* **Task details**
Every line of the data that contains the string "they" must be copied.

** Opening Data section block **

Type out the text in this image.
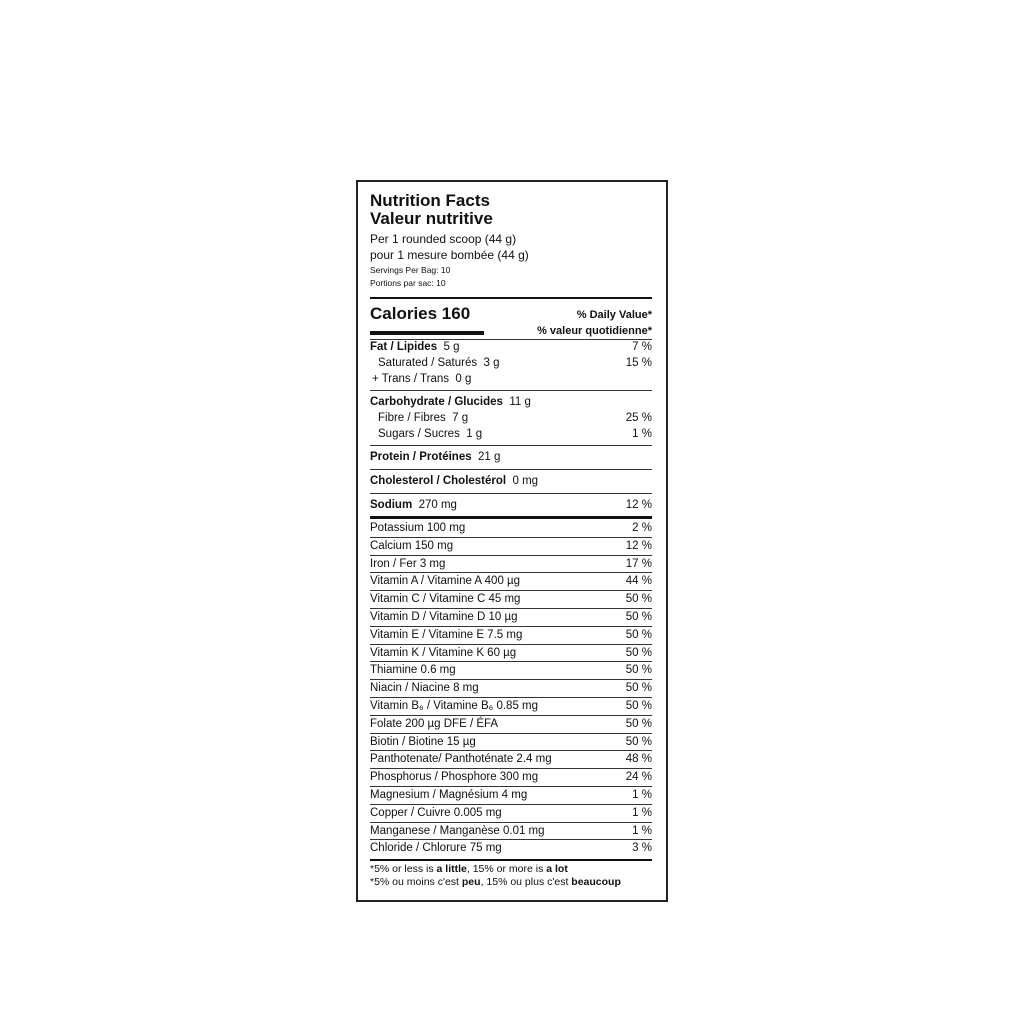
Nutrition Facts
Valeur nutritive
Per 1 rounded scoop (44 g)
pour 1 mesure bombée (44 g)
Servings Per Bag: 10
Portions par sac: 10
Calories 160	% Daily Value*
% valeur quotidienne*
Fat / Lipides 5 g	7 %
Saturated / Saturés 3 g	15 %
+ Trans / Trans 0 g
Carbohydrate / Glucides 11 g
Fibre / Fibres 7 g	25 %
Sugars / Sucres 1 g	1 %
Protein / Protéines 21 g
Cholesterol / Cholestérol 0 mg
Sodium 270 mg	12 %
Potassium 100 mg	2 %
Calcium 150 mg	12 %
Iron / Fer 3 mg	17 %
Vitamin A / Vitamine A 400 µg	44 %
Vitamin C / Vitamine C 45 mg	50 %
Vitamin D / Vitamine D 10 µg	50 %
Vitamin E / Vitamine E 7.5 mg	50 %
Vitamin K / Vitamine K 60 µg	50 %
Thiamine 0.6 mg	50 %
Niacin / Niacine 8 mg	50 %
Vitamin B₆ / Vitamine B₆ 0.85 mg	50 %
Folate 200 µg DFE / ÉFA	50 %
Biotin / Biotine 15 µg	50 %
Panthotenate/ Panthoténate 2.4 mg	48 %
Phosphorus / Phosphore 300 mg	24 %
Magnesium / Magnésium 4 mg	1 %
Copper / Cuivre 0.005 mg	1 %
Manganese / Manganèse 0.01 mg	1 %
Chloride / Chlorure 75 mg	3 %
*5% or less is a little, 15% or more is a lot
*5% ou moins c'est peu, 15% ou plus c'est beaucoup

** Closing Data section block **
** Opening Data section block **

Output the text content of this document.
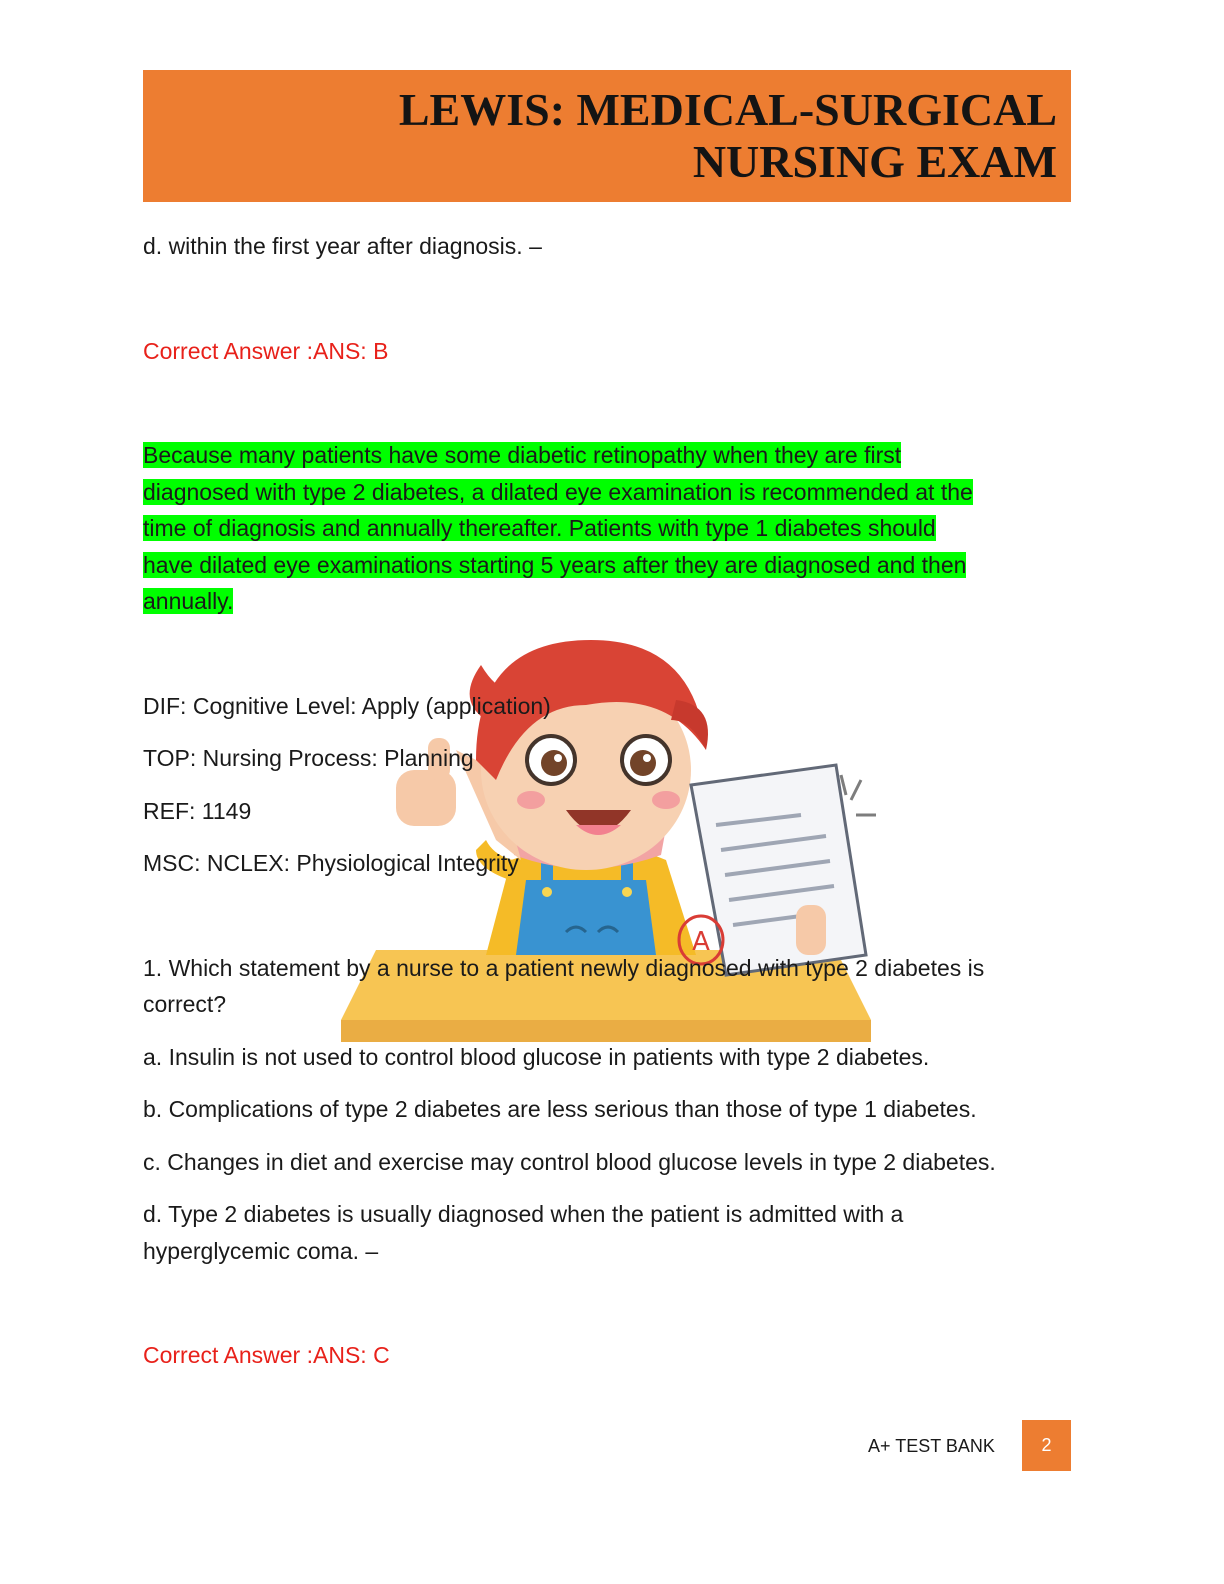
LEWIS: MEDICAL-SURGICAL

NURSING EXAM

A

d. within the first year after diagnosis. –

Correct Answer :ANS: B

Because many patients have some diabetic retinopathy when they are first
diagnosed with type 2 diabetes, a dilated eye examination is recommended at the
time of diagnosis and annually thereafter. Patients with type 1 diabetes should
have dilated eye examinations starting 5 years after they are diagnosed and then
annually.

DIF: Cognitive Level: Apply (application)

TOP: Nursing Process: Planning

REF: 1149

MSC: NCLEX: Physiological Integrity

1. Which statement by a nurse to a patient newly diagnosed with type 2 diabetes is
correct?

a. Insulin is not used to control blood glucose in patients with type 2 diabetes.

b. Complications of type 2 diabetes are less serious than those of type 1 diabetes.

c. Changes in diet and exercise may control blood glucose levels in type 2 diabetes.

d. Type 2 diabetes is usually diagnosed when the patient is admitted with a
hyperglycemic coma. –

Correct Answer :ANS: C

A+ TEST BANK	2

** Closing Data section block **

* **Reply to the exercise**
Because many patients have some diabetic retinopathy when they are first
have dilated eye examinations starting 5 years after they are diagnosed and then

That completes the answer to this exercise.